• TASK DIRECTIONS
Where the word "Pressure" occurs in a line, return that line.

• STORED RECORDS
* BEGIN *

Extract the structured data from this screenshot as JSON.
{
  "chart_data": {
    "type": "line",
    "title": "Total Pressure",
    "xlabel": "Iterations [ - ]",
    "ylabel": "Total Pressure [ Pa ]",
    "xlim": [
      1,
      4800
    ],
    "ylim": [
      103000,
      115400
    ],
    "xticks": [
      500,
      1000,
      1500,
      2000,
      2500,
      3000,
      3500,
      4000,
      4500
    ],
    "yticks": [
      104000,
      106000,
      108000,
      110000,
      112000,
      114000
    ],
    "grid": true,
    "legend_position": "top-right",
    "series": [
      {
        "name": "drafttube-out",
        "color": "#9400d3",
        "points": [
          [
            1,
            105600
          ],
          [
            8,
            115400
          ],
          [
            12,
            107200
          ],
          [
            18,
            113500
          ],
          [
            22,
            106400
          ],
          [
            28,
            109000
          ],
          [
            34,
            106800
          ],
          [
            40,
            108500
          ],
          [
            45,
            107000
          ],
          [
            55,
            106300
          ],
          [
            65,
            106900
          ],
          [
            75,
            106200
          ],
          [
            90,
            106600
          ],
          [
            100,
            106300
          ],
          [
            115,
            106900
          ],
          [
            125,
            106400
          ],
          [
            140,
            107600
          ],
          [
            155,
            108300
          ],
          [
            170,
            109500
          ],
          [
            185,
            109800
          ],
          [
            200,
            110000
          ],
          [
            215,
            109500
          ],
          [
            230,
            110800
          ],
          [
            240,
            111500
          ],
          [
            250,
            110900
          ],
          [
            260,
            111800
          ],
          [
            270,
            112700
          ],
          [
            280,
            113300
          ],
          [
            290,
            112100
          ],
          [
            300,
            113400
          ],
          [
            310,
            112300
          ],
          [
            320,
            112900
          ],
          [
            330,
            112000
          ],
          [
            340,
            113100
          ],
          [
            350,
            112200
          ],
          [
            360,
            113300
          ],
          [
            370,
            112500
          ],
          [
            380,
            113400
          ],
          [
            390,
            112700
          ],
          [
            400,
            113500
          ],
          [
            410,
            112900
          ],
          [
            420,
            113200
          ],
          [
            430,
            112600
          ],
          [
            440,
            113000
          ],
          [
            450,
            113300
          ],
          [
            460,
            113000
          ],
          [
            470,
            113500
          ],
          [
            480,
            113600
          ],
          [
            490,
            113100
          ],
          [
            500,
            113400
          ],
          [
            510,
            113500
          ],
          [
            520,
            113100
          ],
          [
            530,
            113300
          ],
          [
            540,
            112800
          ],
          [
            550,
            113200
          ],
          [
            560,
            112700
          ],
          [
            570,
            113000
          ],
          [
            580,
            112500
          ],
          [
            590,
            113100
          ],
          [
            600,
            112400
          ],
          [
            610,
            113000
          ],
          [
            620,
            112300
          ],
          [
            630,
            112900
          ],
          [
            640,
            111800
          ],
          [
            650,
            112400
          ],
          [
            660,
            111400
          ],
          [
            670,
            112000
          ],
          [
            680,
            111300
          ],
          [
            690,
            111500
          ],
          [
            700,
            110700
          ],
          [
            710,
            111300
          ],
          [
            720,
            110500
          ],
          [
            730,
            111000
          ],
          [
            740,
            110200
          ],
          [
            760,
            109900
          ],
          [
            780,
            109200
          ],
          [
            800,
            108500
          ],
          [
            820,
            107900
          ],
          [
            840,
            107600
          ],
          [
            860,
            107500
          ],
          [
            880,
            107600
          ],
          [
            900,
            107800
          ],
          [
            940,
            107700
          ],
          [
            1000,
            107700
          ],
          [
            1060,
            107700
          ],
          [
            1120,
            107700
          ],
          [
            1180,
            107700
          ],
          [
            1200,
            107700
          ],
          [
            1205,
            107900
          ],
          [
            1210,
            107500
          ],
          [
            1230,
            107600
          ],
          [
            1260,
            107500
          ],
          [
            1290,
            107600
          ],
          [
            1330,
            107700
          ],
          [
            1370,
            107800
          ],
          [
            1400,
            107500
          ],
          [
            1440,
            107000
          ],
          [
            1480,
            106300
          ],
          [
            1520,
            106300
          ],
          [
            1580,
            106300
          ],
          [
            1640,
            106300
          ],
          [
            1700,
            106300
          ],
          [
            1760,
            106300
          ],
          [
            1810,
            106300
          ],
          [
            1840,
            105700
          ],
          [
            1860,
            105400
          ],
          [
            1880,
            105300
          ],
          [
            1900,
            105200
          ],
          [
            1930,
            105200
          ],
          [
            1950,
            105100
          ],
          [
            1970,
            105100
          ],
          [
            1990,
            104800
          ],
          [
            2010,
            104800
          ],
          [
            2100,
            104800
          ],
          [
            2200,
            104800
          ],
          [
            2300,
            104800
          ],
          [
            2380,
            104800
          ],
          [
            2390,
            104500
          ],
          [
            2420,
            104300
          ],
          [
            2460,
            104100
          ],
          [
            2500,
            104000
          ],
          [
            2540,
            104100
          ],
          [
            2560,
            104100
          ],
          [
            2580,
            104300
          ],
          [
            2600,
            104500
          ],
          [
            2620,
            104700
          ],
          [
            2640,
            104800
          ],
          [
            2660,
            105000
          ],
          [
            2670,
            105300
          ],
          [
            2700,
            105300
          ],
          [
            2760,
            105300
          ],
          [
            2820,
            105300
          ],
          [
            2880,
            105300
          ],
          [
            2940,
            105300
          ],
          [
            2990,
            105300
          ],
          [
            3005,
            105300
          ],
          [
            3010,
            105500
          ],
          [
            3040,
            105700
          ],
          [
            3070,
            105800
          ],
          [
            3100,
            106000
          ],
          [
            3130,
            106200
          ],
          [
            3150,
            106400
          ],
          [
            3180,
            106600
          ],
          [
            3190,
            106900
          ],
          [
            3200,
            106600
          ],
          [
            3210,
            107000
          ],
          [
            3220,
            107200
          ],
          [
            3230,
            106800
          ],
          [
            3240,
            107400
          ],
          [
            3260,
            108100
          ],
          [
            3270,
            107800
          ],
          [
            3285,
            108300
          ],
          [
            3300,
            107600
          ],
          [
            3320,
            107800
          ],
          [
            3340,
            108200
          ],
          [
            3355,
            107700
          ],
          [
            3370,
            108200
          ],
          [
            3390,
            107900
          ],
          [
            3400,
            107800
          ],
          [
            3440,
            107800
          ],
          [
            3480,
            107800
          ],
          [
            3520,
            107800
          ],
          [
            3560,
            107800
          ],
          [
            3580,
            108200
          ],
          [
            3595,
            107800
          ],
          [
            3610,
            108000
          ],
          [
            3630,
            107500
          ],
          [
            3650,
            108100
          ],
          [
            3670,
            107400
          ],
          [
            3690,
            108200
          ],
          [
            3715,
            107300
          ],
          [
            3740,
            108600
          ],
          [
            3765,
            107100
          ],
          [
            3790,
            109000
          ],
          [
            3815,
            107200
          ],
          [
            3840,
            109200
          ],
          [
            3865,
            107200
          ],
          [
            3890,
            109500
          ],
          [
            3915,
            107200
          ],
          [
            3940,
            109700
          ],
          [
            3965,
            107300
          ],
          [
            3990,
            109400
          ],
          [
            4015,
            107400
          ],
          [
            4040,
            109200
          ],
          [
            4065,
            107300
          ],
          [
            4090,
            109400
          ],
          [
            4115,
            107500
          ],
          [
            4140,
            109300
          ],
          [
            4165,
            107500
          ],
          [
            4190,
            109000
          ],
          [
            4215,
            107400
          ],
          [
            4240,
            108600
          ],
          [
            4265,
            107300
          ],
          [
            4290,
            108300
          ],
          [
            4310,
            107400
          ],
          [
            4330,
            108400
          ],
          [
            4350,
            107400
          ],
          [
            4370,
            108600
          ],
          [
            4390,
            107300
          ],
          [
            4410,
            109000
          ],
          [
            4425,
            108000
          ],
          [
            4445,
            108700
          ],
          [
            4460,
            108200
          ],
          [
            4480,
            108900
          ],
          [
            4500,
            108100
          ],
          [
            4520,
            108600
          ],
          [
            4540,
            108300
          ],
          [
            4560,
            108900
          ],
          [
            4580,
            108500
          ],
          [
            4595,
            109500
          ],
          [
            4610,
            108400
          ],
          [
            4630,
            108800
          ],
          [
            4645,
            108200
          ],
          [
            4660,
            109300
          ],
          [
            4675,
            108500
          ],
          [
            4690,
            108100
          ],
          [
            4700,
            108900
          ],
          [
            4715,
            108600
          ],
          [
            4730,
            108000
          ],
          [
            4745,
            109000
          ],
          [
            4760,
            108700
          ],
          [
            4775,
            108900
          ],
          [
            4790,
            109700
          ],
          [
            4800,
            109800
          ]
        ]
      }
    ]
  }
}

* END *

• RIGHT ANSWER
    "title": "Total Pressure",
    "ylabel": "Total Pressure [ Pa ]",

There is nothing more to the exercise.